- Task instructions
Retype the data below without altering anything.

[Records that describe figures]
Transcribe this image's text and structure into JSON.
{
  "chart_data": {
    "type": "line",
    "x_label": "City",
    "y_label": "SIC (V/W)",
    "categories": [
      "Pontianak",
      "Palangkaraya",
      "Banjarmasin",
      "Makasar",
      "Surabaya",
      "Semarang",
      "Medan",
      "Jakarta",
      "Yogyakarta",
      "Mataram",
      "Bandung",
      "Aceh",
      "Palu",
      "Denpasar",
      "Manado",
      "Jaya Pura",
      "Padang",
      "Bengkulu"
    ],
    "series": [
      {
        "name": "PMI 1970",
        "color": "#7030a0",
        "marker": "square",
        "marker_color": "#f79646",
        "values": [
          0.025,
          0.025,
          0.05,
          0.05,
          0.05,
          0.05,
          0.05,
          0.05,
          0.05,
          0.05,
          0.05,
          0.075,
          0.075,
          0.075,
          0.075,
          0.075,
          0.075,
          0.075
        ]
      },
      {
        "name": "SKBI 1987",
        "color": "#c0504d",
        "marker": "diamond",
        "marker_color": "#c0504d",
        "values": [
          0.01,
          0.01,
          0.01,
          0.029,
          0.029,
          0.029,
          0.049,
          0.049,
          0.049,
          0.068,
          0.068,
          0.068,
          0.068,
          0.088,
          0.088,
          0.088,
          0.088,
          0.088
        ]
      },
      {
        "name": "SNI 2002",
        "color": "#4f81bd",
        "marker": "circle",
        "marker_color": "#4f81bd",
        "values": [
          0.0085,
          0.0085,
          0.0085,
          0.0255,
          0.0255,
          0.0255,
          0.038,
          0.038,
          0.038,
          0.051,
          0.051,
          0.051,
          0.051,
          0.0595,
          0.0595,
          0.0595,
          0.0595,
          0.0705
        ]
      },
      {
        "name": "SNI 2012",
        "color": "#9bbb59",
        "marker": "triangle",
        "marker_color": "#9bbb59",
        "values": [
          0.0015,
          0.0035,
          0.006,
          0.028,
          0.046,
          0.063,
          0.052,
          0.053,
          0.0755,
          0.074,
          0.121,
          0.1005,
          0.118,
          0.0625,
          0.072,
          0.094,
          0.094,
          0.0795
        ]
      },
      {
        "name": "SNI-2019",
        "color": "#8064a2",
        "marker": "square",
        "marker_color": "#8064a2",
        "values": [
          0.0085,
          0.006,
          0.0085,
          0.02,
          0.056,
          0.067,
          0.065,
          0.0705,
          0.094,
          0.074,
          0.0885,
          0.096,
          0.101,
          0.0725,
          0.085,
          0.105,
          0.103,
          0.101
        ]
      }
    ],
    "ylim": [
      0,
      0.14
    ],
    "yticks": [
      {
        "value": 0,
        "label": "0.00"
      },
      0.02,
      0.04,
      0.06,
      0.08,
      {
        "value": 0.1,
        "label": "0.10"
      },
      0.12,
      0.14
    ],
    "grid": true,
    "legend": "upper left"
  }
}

- Complete output
Transcribe this image's text and structure into JSON.
{
  "chart_data": {
    "type": "line",
    "x_label": "City",
    "y_label": "SIC (V/W)",
    "categories": [
      "Pontianak",
      "Palangkaraya",
      "Banjarmasin",
      "Makasar",
      "Surabaya",
      "Semarang",
      "Medan",
      "Jakarta",
      "Yogyakarta",
      "Mataram",
      "Bandung",
      "Aceh",
      "Palu",
      "Denpasar",
      "Manado",
      "Jaya Pura",
      "Padang",
      "Bengkulu"
    ],
    "series": [
      {
        "name": "PMI 1970",
        "color": "#7030a0",
        "marker": "square",
        "marker_color": "#f79646",
        "values": [
          0.025,
          0.025,
          0.05,
          0.05,
          0.05,
          0.05,
          0.05,
          0.05,
          0.05,
          0.05,
          0.05,
          0.075,
          0.075,
          0.075,
          0.075,
          0.075,
          0.075,
          0.075
        ]
      },
      {
        "name": "SKBI 1987",
        "color": "#c0504d",
        "marker": "diamond",
        "marker_color": "#c0504d",
        "values": [
          0.01,
          0.01,
          0.01,
          0.029,
          0.029,
          0.029,
          0.049,
          0.049,
          0.049,
          0.068,
          0.068,
          0.068,
          0.068,
          0.088,
          0.088,
          0.088,
          0.088,
          0.088
        ]
      },
      {
        "name": "SNI 2002",
        "color": "#4f81bd",
        "marker": "circle",
        "marker_color": "#4f81bd",
        "values": [
          0.0085,
          0.0085,
          0.0085,
          0.0255,
          0.0255,
          0.0255,
          0.038,
          0.038,
          0.038,
          0.051,
          0.051,
          0.051,
          0.051,
          0.0595,
          0.0595,
          0.0595,
          0.0595,
          0.0705
        ]
      },
      {
        "name": "SNI 2012",
        "color": "#9bbb59",
        "marker": "triangle",
        "marker_color": "#9bbb59",
        "values": [
          0.0015,
          0.0035,
          0.006,
          0.028,
          0.046,
          0.063,
          0.052,
          0.053,
          0.0755,
          0.074,
          0.121,
          0.1005,
          0.118,
          0.0625,
          0.072,
          0.094,
          0.094,
          0.0795
        ]
      },
      {
        "name": "SNI-2019",
        "color": "#8064a2",
        "marker": "square",
        "marker_color": "#8064a2",
        "values": [
          0.0085,
          0.006,
          0.0085,
          0.02,
          0.056,
          0.067,
          0.065,
          0.0705,
          0.094,
          0.074,
          0.0885,
          0.096,
          0.101,
          0.0725,
          0.085,
          0.105,
          0.103,
          0.101
        ]
      }
    ],
    "ylim": [
      0,
      0.14
    ],
    "yticks": [
      {
        "value": 0,
        "label": "0.00"
      },
      0.02,
      0.04,
      0.06,
      0.08,
      {
        "value": 0.1,
        "label": "0.10"
      },
      0.12,
      0.14
    ],
    "grid": true,
    "legend": "upper left"
  }
}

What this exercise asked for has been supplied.